-- start Extracted entries --

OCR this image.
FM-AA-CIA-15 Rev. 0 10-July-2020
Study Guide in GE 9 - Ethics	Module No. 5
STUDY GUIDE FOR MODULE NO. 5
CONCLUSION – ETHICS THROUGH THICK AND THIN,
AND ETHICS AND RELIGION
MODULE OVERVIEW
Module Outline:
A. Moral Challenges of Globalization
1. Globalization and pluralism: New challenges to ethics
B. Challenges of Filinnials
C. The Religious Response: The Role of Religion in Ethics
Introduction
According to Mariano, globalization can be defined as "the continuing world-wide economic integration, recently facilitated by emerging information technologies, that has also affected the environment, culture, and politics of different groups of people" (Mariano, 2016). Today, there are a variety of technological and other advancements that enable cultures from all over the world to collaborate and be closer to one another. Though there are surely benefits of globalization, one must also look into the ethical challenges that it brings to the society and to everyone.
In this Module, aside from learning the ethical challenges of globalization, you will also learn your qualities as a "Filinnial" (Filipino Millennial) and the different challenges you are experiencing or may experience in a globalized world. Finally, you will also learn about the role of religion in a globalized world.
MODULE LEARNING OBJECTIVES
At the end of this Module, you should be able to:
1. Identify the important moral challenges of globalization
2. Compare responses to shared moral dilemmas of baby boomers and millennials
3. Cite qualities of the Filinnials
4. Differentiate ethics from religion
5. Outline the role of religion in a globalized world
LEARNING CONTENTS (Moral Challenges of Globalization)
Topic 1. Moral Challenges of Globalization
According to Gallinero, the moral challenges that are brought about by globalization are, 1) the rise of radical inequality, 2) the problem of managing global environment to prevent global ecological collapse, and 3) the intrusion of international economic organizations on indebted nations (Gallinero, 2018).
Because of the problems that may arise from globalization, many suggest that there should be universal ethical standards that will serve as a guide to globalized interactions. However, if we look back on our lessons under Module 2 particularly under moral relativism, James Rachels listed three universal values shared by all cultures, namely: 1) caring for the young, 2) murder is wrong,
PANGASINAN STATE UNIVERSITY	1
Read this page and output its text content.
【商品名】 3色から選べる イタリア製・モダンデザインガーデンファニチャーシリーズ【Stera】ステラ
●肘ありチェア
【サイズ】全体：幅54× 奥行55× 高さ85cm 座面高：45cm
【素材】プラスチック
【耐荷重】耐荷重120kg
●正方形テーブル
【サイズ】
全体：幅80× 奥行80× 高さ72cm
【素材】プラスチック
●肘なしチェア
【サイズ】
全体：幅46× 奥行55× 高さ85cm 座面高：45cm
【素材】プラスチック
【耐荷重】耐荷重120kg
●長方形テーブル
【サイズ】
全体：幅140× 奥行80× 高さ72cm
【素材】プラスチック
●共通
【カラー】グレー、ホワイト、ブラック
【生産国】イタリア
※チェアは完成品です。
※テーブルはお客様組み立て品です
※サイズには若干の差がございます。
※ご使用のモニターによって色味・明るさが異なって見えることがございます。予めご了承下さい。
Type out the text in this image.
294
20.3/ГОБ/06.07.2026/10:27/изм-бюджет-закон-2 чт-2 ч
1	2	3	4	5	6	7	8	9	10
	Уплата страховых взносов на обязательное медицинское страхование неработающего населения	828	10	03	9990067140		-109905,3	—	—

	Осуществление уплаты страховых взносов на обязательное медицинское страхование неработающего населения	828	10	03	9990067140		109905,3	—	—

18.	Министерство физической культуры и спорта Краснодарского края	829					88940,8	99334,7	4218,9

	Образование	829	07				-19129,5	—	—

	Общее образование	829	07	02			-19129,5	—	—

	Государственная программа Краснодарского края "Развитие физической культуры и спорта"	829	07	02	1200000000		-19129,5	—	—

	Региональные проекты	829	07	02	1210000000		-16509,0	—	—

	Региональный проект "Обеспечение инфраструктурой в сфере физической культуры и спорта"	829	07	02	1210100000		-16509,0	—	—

-- end Extracted entries --

• Task to complete: Filter the entries and copy out every line with the word "text".

• Full response:
Read this page and output its text content.
Type out the text in this image.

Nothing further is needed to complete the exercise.